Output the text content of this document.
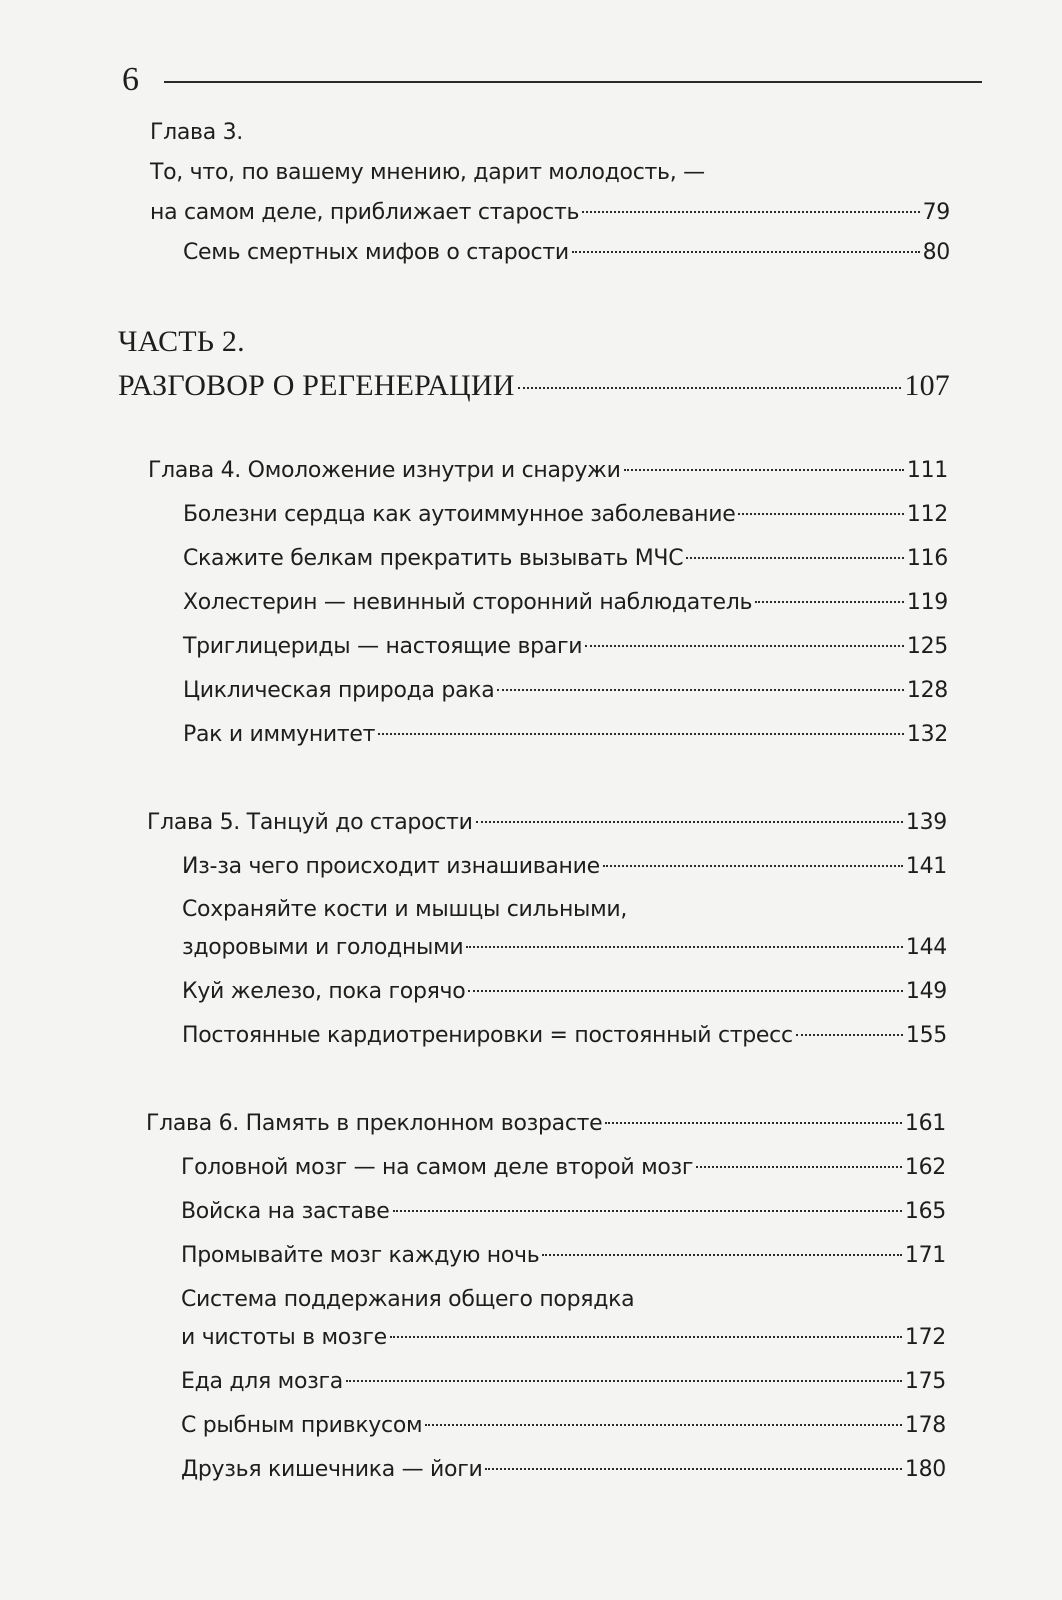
6
Глава 3.
То, что, по вашему мнению, дарит молодость, —
на самом деле, приближает старость	79
Семь смертных мифов о старости	80
ЧАСТЬ 2.
РАЗГОВОР О РЕГЕНЕРАЦИИ	107
Глава 4. Омоложение изнутри и снаружи	111
Болезни сердца как аутоиммунное заболевание	112
Скажите белкам прекратить вызывать МЧС	116
Холестерин — невинный сторонний наблюдатель	119
Триглицериды — настоящие враги	125
Циклическая природа рака	128
Рак и иммунитет	132
Глава 5. Танцуй до старости	139
Из-за чего происходит изнашивание	141
Сохраняйте кости и мышцы сильными,
здоровыми и голодными	144
Куй железо, пока горячо	149
Постоянные кардиотренировки = постоянный стресс	155
Глава 6. Память в преклонном возрасте	161
Головной мозг — на самом деле второй мозг	162
Войска на заставе	165
Промывайте мозг каждую ночь	171
Система поддержания общего порядка
и чистоты в мозге	172
Еда для мозга	175
С рыбным привкусом	178
Друзья кишечника — йоги	180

_PROBLEM STATEMENT_: Every line that holds the string "самом" should be returned.

_WRITTEN REPLY_:
на самом деле, приближает старость	79
Головной мозг — на самом деле второй мозг	162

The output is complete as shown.